Data shown:

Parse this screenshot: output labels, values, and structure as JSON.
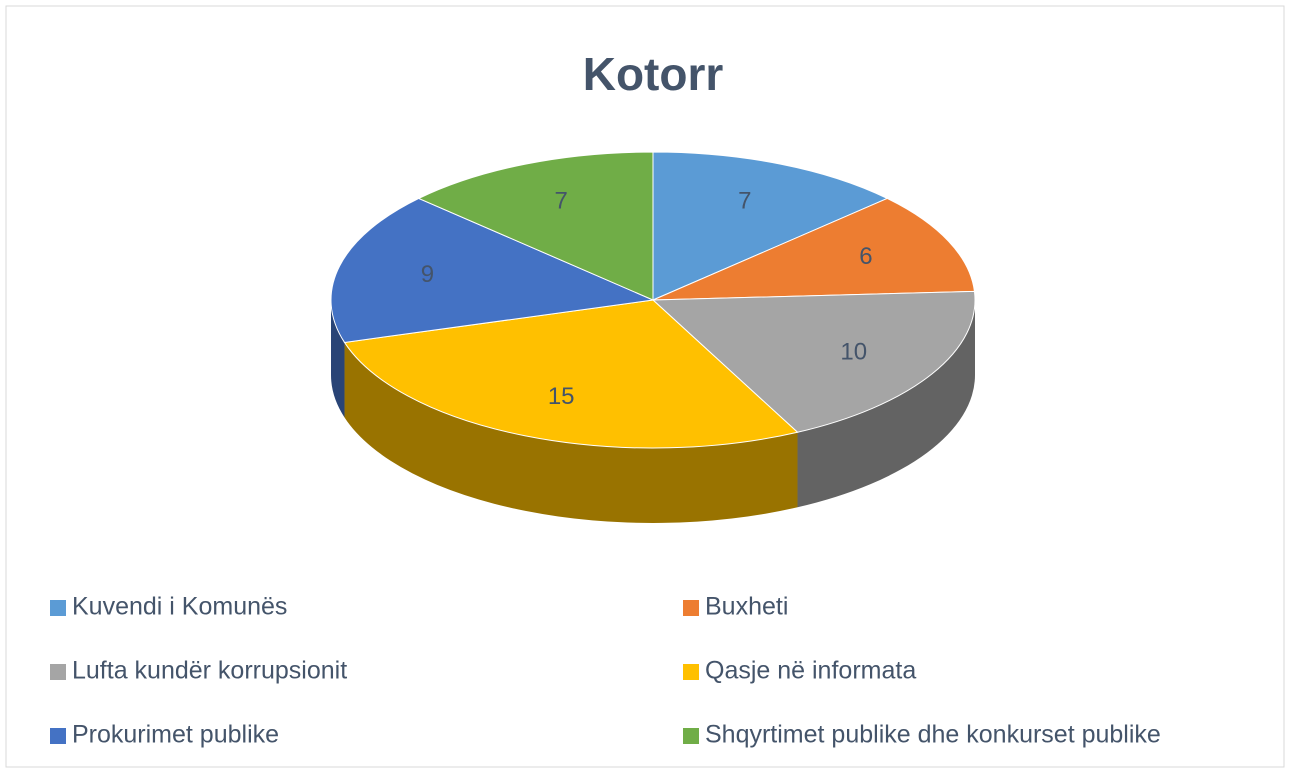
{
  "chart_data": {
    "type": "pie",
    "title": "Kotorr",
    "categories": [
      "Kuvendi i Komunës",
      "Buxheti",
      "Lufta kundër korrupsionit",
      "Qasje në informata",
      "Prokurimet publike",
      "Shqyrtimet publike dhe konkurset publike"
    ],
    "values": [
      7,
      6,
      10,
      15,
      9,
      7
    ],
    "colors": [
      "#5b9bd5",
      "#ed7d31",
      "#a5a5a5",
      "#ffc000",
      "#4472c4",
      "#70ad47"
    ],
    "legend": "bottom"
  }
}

Instruction: Only the number is wanted: how many lines of the material contain the word "publike"?

Worked solution: 2